Exclude any images and output the remaining records exactly.

_Exercise data_:
● ● ●

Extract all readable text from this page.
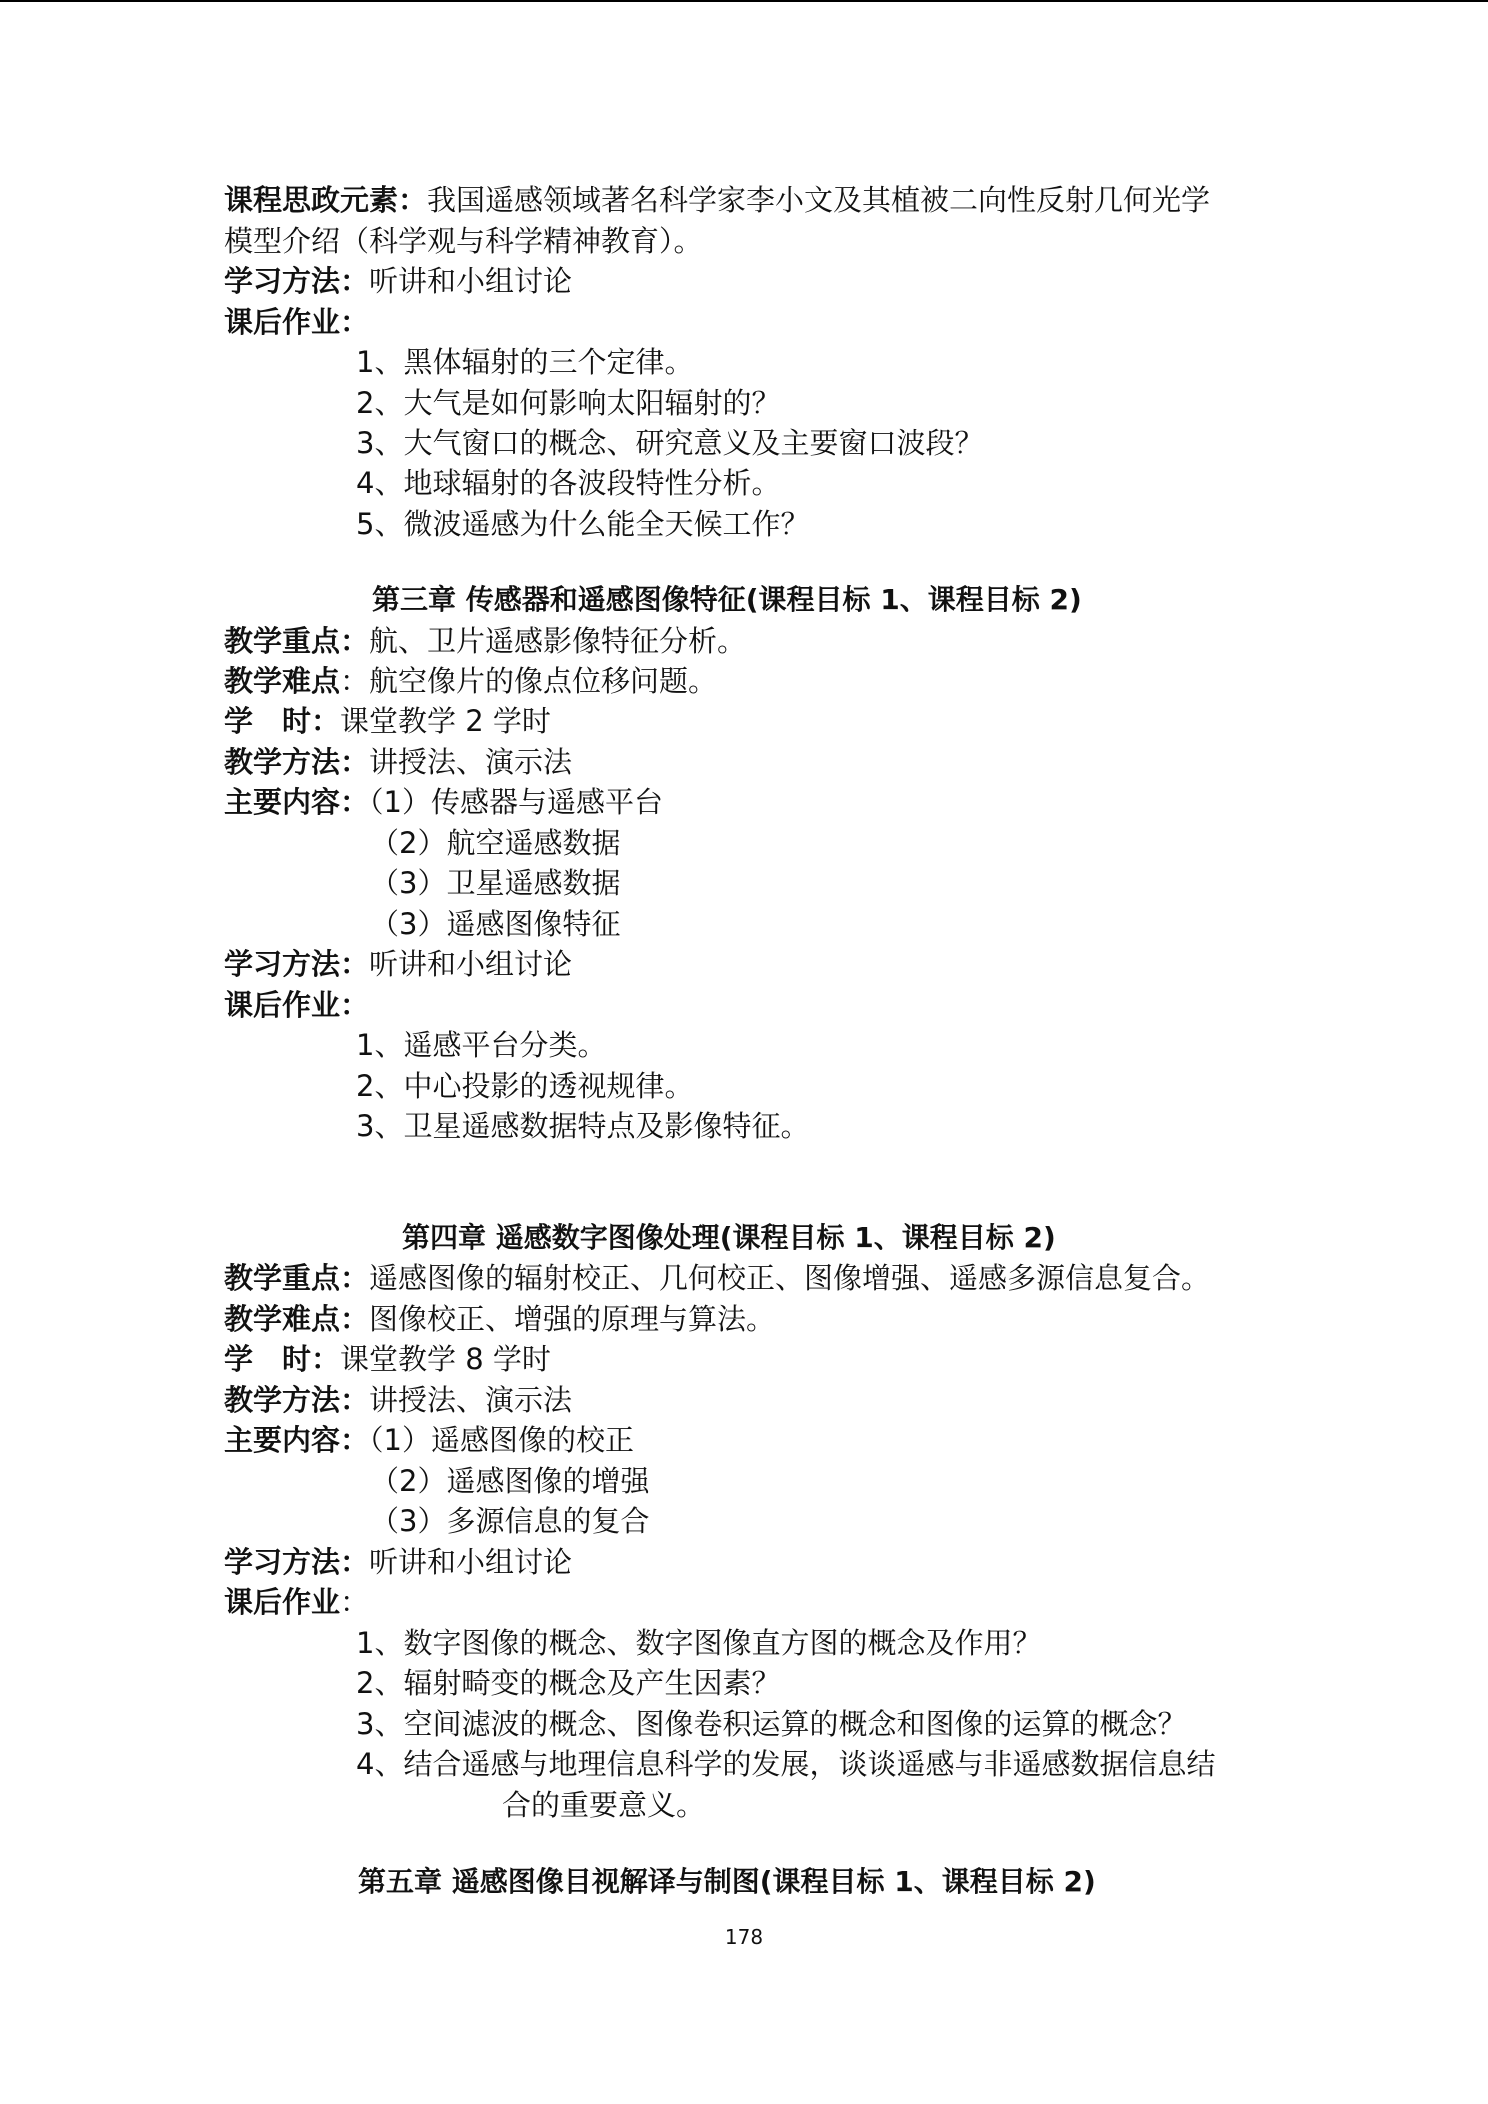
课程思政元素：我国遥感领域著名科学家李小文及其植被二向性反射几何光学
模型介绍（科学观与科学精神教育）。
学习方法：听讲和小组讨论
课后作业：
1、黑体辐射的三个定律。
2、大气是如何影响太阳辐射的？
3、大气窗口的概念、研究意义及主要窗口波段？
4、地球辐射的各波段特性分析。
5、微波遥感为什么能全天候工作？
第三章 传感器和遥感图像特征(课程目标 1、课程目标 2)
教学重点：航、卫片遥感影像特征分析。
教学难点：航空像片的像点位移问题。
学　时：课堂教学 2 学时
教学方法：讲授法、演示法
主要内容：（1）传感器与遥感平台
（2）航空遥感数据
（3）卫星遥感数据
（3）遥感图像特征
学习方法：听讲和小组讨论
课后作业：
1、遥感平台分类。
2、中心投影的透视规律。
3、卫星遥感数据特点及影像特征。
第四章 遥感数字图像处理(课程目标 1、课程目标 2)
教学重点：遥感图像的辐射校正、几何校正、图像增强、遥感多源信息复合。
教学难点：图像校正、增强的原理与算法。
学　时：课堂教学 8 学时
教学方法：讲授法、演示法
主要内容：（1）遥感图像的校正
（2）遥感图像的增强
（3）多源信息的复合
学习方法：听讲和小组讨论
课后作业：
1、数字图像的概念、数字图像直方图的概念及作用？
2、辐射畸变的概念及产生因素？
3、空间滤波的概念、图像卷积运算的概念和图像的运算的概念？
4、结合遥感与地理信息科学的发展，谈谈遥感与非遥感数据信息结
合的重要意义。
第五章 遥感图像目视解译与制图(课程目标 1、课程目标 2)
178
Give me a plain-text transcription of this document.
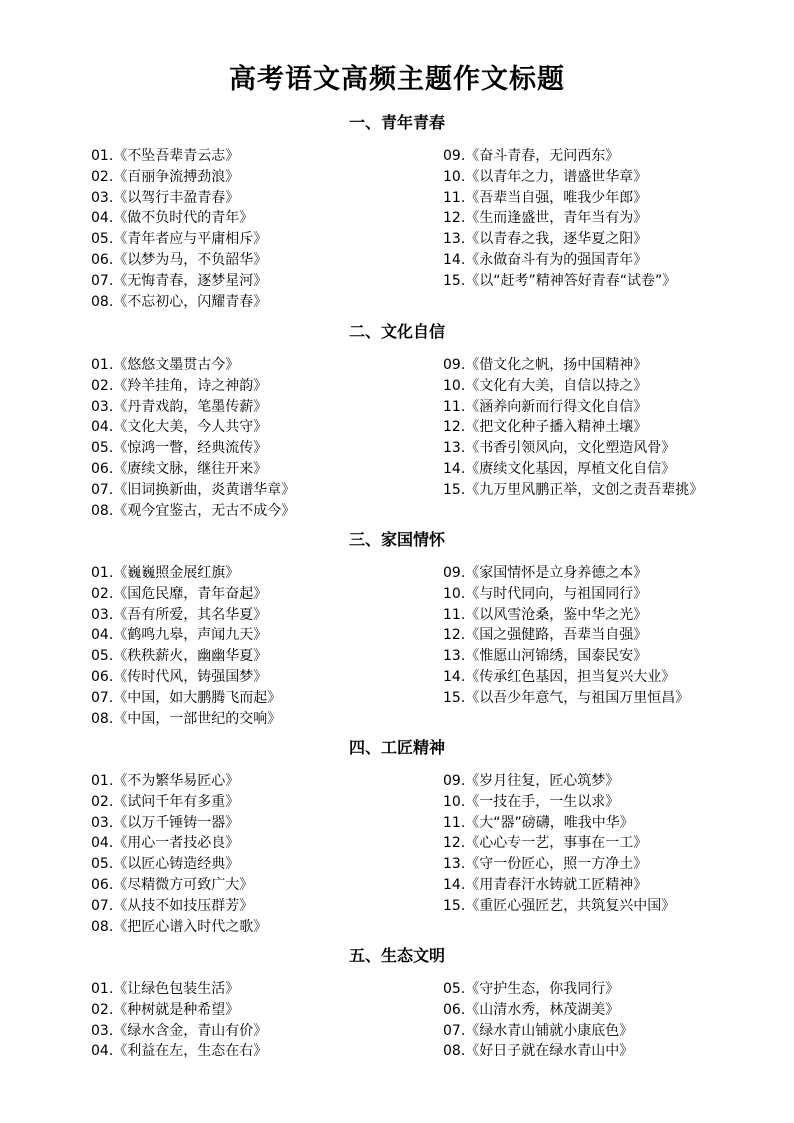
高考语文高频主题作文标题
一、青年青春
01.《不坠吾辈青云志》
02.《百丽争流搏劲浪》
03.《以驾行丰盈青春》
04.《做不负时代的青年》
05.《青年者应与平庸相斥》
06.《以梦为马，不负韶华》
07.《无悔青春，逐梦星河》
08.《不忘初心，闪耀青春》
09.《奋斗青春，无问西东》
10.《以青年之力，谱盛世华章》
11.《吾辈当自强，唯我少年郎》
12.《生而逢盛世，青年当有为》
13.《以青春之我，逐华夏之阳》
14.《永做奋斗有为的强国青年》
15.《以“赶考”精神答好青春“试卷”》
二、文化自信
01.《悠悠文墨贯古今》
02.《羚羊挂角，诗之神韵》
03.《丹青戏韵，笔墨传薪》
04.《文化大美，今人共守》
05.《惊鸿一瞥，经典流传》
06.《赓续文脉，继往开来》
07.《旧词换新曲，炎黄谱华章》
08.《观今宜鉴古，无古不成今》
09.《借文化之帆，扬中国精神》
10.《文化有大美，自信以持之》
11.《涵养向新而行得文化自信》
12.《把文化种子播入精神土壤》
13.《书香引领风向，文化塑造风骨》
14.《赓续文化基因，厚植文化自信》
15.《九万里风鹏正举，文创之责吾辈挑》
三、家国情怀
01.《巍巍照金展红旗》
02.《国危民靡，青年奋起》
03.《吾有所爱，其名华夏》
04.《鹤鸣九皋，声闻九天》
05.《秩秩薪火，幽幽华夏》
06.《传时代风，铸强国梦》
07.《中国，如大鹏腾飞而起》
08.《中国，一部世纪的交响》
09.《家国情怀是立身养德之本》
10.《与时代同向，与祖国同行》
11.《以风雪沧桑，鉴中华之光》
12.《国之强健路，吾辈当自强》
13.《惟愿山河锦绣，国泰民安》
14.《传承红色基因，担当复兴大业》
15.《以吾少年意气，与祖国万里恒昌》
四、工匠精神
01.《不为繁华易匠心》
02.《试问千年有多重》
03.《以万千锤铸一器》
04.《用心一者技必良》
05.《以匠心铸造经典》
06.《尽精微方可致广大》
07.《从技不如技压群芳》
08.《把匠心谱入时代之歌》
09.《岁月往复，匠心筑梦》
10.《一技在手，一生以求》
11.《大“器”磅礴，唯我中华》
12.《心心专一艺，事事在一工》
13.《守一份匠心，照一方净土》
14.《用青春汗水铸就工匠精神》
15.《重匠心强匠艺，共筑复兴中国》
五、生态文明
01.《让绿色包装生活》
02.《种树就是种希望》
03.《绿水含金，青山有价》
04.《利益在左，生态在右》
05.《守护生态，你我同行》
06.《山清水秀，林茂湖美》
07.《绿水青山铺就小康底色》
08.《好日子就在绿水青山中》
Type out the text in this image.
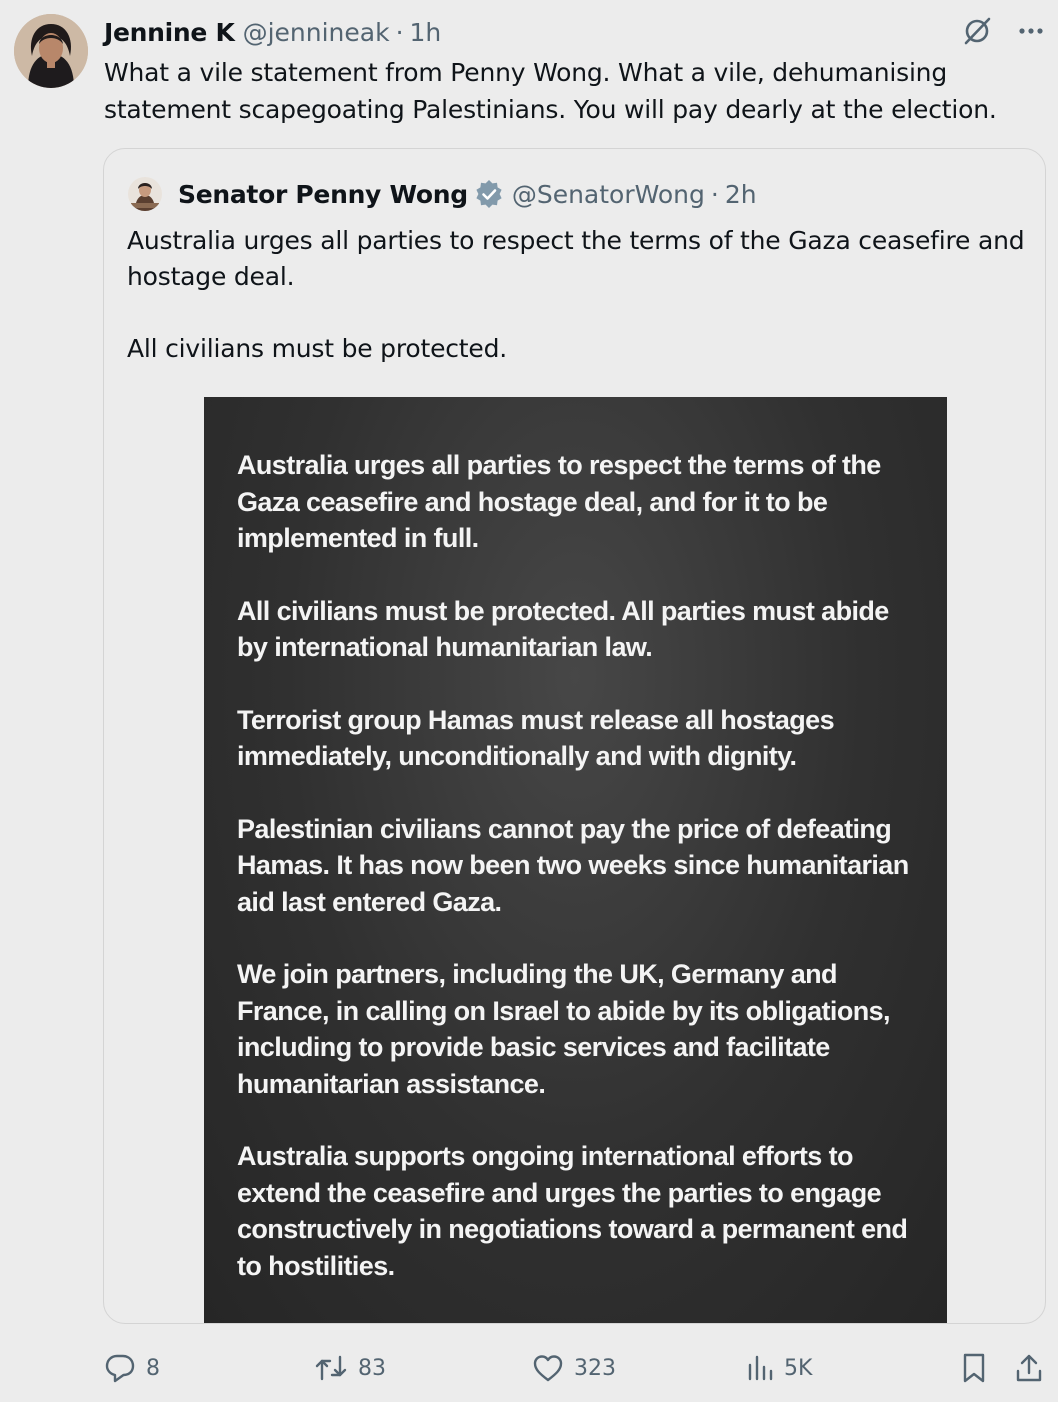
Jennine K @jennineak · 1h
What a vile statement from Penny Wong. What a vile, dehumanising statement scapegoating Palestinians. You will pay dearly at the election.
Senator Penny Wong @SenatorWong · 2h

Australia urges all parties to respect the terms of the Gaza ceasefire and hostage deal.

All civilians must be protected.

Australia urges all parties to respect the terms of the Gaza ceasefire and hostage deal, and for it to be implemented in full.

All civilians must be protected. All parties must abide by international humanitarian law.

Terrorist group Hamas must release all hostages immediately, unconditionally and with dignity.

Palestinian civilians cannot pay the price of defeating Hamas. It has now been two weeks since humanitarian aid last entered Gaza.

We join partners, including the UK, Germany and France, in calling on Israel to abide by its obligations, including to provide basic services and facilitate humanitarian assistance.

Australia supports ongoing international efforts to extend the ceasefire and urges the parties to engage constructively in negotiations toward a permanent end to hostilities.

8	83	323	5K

● ● ●

_The solution_:
Extract all readable text from this page.
课程思政元素：我国遥感领域著名科学家李小文及其植被二向性反射几何光学
模型介绍（科学观与科学精神教育）。
学习方法：听讲和小组讨论
课后作业：
1、黑体辐射的三个定律。
2、大气是如何影响太阳辐射的？
3、大气窗口的概念、研究意义及主要窗口波段？
4、地球辐射的各波段特性分析。
5、微波遥感为什么能全天候工作？
第三章 传感器和遥感图像特征(课程目标 1、课程目标 2)
教学重点：航、卫片遥感影像特征分析。
教学难点：航空像片的像点位移问题。
学　时：课堂教学 2 学时
教学方法：讲授法、演示法
主要内容：（1）传感器与遥感平台
（2）航空遥感数据
（3）卫星遥感数据
（3）遥感图像特征
学习方法：听讲和小组讨论
课后作业：
1、遥感平台分类。
2、中心投影的透视规律。
3、卫星遥感数据特点及影像特征。
第四章 遥感数字图像处理(课程目标 1、课程目标 2)
教学重点：遥感图像的辐射校正、几何校正、图像增强、遥感多源信息复合。
教学难点：图像校正、增强的原理与算法。
学　时：课堂教学 8 学时
教学方法：讲授法、演示法
主要内容：（1）遥感图像的校正
（2）遥感图像的增强
（3）多源信息的复合
学习方法：听讲和小组讨论
课后作业：
1、数字图像的概念、数字图像直方图的概念及作用？
2、辐射畸变的概念及产生因素？
3、空间滤波的概念、图像卷积运算的概念和图像的运算的概念？
4、结合遥感与地理信息科学的发展，谈谈遥感与非遥感数据信息结
合的重要意义。
第五章 遥感图像目视解译与制图(课程目标 1、课程目标 2)
178
Give me a plain-text transcription of this document.
高考语文高频主题作文标题
一、青年青春
01.《不坠吾辈青云志》
02.《百丽争流搏劲浪》
03.《以驾行丰盈青春》
04.《做不负时代的青年》
05.《青年者应与平庸相斥》
06.《以梦为马，不负韶华》
07.《无悔青春，逐梦星河》
08.《不忘初心，闪耀青春》
09.《奋斗青春，无问西东》
10.《以青年之力，谱盛世华章》
11.《吾辈当自强，唯我少年郎》
12.《生而逢盛世，青年当有为》
13.《以青春之我，逐华夏之阳》
14.《永做奋斗有为的强国青年》
15.《以“赶考”精神答好青春“试卷”》
二、文化自信
01.《悠悠文墨贯古今》
02.《羚羊挂角，诗之神韵》
03.《丹青戏韵，笔墨传薪》
04.《文化大美，今人共守》
05.《惊鸿一瞥，经典流传》
06.《赓续文脉，继往开来》
07.《旧词换新曲，炎黄谱华章》
08.《观今宜鉴古，无古不成今》
09.《借文化之帆，扬中国精神》
10.《文化有大美，自信以持之》
11.《涵养向新而行得文化自信》
12.《把文化种子播入精神土壤》
13.《书香引领风向，文化塑造风骨》
14.《赓续文化基因，厚植文化自信》
15.《九万里风鹏正举，文创之责吾辈挑》
三、家国情怀
01.《巍巍照金展红旗》
02.《国危民靡，青年奋起》
03.《吾有所爱，其名华夏》
04.《鹤鸣九皋，声闻九天》
05.《秩秩薪火，幽幽华夏》
06.《传时代风，铸强国梦》
07.《中国，如大鹏腾飞而起》
08.《中国，一部世纪的交响》
09.《家国情怀是立身养德之本》
10.《与时代同向，与祖国同行》
11.《以风雪沧桑，鉴中华之光》
12.《国之强健路，吾辈当自强》
13.《惟愿山河锦绣，国泰民安》
14.《传承红色基因，担当复兴大业》
15.《以吾少年意气，与祖国万里恒昌》
四、工匠精神
01.《不为繁华易匠心》
02.《试问千年有多重》
03.《以万千锤铸一器》
04.《用心一者技必良》
05.《以匠心铸造经典》
06.《尽精微方可致广大》
07.《从技不如技压群芳》
08.《把匠心谱入时代之歌》
09.《岁月往复，匠心筑梦》
10.《一技在手，一生以求》
11.《大“器”磅礴，唯我中华》
12.《心心专一艺，事事在一工》
13.《守一份匠心，照一方净土》
14.《用青春汗水铸就工匠精神》
15.《重匠心强匠艺，共筑复兴中国》
五、生态文明
01.《让绿色包装生活》
02.《种树就是种希望》
03.《绿水含金，青山有价》
04.《利益在左，生态在右》
05.《守护生态，你我同行》
06.《山清水秀，林茂湖美》
07.《绿水青山铺就小康底色》
08.《好日子就在绿水青山中》
Type out the text in this image.
Jennine K @jennineak · 1h
What a vile statement from Penny Wong. What a vile, dehumanising statement scapegoating Palestinians. You will pay dearly at the election.
Senator Penny Wong @SenatorWong · 2h

Australia urges all parties to respect the terms of the Gaza ceasefire and hostage deal.

All civilians must be protected.

Australia urges all parties to respect the terms of the Gaza ceasefire and hostage deal, and for it to be implemented in full.

All civilians must be protected. All parties must abide by international humanitarian law.

Terrorist group Hamas must release all hostages immediately, unconditionally and with dignity.

Palestinian civilians cannot pay the price of defeating Hamas. It has now been two weeks since humanitarian aid last entered Gaza.

We join partners, including the UK, Germany and France, in calling on Israel to abide by its obligations, including to provide basic services and facilitate humanitarian assistance.

Australia supports ongoing international efforts to extend the ceasefire and urges the parties to engage constructively in negotiations toward a permanent end to hostilities.

8	83	323	5K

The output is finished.